### TAREAS
1. Según el fragmento sobre Kadyrov y Chechenia, ¿cómo se desplaza siempre Kadyrov?
2. Sigue escribiendo el fragmento sobre Kadyrov y Chechenia a partir de su última frase.

### FRAGMENTO ELEGIDO
========
Kadyrov acumula a sus espaldas numerosas denuncias de parte de Estados Unidos y la Unión Europea de abusos de derechos, algo que él niega. En todo caso, la violencia rodea su figura y hasta el momento de proclamarse presidente habría sufrido varios atentados de facciones rivales, alguno de los cuales lo dejaron gravemente herido. Desde su ascenso al poder no se han comunicado nuevos intentos de acabar con su vida, aunque siempre se desplaza acompañado de un enorme séquito de vehículos blindados. Últimamente Chechenia ha emprendido una campaña de persecución contra los colectivos LGTBI que le ha valido críticas por parte de numerosos sectores de la comunidad internacional. Moscú libró dos guerras con los separatistas en Chechenia, región musulmana al sur de Rusia y próxima a Georgia, después de la desintegración de la Unión Soviética en 1991, una de las cuales acabó con la capital totalmente destruida por meses de asedio y bombardeos.
========
### DATOS
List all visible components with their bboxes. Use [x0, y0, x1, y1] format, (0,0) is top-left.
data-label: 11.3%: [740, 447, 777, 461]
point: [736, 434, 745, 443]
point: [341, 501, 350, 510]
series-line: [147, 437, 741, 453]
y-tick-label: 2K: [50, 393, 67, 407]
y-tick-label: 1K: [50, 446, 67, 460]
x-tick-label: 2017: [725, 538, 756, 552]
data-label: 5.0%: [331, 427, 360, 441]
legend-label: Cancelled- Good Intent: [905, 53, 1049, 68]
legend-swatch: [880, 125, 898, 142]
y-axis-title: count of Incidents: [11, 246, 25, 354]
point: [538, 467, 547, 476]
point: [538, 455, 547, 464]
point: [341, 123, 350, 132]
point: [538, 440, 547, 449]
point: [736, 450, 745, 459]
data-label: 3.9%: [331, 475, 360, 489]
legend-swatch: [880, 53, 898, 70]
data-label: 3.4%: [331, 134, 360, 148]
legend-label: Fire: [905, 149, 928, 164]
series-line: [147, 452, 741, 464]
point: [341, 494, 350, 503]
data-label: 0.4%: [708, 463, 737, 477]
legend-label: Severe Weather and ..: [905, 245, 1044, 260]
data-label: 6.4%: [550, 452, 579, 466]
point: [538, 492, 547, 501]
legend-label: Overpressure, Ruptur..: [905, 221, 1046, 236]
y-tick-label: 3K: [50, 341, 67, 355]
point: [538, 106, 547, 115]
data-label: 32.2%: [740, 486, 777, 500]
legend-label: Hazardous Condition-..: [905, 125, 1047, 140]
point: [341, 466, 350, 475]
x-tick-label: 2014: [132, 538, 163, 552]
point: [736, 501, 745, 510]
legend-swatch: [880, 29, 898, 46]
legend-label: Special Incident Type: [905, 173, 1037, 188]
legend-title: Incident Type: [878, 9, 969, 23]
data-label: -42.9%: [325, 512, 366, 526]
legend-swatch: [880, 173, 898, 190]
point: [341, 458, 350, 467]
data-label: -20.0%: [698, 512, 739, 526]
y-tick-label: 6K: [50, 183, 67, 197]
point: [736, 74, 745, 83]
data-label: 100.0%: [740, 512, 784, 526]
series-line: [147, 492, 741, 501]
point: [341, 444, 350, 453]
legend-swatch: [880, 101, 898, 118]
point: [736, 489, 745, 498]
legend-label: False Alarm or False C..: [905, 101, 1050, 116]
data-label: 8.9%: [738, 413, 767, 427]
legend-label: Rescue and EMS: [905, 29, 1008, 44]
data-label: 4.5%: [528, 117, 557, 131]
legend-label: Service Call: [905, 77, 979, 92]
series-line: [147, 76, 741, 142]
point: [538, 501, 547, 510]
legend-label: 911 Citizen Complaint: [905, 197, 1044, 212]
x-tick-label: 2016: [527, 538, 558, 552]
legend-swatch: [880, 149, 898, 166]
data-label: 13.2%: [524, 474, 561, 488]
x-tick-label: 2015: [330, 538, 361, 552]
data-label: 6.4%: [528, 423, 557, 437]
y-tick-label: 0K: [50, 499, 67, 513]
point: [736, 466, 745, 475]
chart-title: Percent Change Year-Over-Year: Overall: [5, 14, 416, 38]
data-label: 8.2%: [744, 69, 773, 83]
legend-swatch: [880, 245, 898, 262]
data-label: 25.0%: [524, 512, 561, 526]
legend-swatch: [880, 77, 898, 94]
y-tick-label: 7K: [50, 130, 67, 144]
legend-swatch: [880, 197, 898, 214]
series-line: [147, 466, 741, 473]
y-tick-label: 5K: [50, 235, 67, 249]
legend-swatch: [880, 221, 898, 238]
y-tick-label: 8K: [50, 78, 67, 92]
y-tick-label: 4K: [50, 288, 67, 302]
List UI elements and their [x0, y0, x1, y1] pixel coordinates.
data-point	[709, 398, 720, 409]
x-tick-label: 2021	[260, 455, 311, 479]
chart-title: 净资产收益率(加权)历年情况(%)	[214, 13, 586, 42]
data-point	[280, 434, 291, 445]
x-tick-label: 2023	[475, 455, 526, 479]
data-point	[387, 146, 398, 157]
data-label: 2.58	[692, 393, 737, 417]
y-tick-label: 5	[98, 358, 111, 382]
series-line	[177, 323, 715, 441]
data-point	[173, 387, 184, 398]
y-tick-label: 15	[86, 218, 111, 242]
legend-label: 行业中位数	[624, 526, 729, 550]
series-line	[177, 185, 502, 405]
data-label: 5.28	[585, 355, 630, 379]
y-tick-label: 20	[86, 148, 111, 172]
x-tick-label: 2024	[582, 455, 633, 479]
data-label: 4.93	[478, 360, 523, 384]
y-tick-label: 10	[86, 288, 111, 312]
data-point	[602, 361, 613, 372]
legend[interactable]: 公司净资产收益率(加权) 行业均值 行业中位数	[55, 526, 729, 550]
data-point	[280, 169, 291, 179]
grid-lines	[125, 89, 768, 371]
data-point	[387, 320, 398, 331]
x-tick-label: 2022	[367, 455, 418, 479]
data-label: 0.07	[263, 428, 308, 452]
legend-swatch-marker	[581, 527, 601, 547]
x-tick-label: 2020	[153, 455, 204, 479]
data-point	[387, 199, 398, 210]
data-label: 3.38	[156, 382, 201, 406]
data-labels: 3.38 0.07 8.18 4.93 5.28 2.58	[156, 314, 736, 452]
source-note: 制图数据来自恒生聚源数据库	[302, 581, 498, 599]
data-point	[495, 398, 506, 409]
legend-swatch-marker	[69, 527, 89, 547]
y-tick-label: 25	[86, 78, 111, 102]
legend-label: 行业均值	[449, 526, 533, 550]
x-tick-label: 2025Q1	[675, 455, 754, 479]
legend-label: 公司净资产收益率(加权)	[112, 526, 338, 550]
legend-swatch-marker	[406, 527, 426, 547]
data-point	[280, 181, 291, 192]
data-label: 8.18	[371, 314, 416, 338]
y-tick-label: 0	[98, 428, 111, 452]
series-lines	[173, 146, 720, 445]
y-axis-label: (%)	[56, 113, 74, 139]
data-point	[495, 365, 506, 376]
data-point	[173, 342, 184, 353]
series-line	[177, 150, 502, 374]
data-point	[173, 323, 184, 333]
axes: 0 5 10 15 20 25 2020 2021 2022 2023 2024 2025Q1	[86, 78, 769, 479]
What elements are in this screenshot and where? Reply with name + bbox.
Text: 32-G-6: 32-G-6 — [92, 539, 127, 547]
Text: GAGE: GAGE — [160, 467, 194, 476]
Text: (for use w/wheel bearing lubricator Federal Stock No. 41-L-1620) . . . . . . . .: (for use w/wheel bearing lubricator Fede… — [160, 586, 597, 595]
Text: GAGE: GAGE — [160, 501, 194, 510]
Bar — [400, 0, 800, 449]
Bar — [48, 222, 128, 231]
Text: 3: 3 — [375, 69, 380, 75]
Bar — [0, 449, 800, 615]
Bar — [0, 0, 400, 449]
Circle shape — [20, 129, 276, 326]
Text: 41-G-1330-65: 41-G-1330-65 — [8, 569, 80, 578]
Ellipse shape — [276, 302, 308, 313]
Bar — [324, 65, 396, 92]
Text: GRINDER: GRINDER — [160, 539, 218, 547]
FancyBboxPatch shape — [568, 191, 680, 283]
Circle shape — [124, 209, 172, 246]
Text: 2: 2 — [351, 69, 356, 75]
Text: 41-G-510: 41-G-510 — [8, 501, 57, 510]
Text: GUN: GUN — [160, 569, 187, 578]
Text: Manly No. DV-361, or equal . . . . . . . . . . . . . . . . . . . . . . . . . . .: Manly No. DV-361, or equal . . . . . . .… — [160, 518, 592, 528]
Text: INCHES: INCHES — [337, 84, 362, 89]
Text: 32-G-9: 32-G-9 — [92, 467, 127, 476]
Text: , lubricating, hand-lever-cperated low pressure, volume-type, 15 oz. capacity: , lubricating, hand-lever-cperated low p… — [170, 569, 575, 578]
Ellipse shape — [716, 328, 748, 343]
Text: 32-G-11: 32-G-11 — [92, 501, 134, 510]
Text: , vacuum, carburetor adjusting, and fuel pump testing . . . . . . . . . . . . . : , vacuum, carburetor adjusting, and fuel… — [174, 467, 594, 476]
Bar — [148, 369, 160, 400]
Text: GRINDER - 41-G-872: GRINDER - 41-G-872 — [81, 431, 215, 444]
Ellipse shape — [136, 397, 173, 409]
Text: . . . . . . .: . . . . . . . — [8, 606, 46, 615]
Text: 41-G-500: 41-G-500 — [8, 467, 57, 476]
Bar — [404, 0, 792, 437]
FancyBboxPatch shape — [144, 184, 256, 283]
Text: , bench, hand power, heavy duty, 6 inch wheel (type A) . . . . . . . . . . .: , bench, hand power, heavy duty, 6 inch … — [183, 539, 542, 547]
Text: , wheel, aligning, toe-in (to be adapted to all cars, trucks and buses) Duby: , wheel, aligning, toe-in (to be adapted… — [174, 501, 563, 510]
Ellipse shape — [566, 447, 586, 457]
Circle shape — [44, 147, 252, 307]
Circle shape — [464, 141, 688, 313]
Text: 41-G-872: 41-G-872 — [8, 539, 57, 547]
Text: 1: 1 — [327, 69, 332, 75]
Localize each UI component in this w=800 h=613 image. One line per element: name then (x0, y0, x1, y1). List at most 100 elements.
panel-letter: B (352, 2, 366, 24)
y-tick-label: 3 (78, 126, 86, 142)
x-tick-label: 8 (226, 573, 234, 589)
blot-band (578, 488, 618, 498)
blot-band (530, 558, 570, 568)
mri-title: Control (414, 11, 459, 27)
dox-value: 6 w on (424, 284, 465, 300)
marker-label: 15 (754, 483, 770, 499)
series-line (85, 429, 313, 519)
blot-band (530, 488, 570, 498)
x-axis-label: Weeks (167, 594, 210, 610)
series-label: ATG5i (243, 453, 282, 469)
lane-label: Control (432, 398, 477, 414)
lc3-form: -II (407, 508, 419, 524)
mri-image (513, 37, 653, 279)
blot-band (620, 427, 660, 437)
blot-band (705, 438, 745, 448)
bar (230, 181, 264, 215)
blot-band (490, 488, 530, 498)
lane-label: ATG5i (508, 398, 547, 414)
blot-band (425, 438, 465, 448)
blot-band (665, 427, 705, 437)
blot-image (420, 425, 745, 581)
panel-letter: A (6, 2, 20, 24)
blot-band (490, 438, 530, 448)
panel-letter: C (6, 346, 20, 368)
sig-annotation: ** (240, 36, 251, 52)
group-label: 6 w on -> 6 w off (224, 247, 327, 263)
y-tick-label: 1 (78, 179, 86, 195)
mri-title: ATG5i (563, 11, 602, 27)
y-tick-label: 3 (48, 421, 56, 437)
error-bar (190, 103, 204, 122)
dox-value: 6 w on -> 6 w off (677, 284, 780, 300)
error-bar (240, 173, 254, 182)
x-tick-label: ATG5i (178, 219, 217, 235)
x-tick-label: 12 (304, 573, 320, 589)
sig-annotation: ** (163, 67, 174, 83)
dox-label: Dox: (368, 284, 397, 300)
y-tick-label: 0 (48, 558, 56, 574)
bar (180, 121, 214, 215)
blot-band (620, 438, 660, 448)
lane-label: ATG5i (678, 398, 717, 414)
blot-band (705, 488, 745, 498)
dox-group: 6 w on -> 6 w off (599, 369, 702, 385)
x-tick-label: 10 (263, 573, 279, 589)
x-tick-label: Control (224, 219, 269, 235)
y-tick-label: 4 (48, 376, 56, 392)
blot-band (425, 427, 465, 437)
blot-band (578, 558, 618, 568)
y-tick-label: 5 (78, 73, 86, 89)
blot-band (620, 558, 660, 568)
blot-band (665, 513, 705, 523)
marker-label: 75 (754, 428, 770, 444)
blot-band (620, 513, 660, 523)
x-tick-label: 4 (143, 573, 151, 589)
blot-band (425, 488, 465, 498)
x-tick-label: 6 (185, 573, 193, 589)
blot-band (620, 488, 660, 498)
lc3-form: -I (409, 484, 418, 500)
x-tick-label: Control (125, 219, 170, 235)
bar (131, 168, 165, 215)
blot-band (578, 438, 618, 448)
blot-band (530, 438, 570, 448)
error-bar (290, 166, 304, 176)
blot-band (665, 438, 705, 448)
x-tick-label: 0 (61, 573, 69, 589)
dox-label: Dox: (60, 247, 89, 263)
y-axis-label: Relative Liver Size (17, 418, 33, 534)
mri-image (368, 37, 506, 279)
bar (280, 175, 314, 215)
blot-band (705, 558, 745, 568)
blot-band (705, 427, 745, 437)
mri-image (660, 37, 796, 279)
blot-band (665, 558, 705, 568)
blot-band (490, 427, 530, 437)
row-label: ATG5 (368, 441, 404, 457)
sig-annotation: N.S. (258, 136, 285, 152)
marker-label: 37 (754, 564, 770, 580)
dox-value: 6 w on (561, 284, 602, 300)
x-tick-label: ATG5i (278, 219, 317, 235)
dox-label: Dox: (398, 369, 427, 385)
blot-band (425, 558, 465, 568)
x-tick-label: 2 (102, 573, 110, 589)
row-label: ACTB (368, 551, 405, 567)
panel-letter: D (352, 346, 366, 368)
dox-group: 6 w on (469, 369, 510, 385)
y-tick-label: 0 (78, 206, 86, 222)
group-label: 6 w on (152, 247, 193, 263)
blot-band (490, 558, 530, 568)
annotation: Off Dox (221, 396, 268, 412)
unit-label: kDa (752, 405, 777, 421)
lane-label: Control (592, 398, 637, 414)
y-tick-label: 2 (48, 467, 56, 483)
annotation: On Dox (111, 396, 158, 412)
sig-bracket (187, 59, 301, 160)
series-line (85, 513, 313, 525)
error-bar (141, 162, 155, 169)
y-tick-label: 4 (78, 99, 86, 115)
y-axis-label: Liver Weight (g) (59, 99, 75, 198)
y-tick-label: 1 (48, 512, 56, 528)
========
### RESPUESTAS
1. Acompañado de un enorme séquito de vehículos blindados.

2.
Tras pacificar la zona el Kremlin ha invertido enormes sumas de dinero en la región, que por si fuera poco es rica en recursos naturales, y le ha otorgado a Kadyrov una gran autonomía. En este sentido, Kadyrov ha afirmado en repetidas ocasiones que comparte plenamente el objetivo de Putin de «desnazificar» Ucrania.